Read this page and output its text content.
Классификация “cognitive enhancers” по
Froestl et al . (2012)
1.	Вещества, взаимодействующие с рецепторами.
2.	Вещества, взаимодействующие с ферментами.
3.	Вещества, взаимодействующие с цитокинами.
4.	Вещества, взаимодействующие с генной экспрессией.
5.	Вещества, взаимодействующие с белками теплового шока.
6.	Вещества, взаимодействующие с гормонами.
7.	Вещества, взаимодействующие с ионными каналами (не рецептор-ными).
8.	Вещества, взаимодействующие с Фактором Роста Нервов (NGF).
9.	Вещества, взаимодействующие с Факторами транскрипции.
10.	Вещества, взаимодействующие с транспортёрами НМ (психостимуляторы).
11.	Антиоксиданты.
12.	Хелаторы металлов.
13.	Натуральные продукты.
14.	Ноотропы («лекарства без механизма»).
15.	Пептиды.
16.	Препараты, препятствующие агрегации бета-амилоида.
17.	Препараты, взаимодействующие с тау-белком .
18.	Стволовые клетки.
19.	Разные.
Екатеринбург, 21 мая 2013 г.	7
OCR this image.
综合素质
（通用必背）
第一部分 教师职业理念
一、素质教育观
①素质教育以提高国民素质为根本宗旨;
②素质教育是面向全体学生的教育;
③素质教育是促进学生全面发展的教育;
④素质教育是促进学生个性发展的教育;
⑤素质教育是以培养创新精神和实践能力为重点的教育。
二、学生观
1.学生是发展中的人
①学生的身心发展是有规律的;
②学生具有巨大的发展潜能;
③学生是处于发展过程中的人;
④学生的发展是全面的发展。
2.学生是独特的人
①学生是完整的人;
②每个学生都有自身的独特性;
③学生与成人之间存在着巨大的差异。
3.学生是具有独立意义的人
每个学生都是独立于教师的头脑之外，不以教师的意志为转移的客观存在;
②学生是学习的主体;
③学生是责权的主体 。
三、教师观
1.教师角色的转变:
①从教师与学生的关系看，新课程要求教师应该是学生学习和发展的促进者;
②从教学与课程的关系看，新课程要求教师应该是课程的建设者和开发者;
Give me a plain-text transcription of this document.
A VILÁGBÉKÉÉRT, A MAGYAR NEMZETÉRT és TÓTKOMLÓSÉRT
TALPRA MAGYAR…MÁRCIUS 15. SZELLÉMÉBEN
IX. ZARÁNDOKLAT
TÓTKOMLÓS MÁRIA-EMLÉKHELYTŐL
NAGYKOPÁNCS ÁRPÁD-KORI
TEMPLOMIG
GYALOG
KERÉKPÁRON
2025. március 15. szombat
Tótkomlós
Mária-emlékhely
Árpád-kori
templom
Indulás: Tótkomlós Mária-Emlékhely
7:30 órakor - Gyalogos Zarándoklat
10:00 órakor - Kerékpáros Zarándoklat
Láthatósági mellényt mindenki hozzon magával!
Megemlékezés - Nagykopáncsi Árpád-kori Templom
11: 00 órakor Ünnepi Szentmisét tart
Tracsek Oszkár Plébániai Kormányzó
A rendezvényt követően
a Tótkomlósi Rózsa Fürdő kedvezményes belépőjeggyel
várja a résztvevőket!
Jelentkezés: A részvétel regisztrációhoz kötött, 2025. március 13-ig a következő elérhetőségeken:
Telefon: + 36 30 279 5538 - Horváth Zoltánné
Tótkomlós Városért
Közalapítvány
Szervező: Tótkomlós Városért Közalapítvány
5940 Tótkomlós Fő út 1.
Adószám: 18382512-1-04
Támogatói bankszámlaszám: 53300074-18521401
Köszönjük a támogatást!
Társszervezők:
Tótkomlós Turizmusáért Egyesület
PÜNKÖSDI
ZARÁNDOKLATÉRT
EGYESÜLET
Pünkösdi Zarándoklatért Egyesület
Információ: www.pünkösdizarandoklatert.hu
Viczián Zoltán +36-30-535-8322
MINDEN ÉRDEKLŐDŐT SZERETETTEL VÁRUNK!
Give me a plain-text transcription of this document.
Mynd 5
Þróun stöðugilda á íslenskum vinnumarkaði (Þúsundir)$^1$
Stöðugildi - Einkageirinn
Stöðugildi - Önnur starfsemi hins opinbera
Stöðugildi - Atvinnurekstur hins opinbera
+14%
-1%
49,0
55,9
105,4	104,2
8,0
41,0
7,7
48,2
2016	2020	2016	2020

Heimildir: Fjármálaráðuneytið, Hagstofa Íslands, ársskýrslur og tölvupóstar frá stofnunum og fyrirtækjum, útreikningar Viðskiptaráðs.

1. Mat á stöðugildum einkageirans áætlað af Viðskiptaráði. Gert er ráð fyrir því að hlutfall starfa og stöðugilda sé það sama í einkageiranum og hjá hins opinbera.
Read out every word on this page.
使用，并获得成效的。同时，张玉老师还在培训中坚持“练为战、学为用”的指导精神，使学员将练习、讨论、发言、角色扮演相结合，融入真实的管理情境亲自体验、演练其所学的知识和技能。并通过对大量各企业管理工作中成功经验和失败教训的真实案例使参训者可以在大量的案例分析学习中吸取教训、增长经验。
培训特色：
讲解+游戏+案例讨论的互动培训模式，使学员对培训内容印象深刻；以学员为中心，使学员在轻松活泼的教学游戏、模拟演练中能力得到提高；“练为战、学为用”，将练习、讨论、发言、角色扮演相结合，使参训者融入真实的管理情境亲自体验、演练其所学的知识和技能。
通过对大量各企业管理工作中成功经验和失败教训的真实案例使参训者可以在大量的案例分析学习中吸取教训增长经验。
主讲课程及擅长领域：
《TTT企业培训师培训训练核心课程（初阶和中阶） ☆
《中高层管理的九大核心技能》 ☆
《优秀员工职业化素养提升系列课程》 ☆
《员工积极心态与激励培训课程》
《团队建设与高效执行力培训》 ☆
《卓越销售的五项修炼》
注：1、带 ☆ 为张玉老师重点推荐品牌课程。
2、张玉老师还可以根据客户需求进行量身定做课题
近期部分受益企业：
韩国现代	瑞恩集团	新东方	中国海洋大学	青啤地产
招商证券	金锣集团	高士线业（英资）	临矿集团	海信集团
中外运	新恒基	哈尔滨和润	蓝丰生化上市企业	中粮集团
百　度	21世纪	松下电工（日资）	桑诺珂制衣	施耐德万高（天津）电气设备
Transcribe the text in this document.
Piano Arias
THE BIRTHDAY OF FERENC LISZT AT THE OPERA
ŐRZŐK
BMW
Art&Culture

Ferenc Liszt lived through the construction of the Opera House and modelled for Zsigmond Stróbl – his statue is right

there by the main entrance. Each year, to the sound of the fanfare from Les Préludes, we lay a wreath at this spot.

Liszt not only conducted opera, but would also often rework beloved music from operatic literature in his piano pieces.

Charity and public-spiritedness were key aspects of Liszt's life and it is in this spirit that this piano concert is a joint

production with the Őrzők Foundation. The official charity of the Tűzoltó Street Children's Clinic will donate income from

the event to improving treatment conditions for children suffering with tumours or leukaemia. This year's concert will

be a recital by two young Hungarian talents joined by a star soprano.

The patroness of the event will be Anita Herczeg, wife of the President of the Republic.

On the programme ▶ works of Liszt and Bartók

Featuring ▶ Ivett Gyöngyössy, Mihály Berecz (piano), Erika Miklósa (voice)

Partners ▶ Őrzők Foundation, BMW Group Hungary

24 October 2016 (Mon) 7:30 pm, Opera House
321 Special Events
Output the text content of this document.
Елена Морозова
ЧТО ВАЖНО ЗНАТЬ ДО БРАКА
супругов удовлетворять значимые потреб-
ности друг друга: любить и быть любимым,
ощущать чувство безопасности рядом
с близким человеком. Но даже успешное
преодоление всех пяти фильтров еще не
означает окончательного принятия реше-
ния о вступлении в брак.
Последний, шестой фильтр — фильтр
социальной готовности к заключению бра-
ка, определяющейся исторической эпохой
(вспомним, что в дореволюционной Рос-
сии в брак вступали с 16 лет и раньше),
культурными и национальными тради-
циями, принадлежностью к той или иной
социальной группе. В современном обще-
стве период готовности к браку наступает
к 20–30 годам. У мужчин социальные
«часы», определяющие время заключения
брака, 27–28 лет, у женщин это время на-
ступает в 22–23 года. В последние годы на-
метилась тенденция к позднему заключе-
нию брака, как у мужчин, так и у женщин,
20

----------

[What is being asked] Read through the data and copy every line where "женщин" shows up.

[Problem solution]
брака, 27–28 лет, у женщин это время на-
нию брака, как у мужчин, так и у женщин,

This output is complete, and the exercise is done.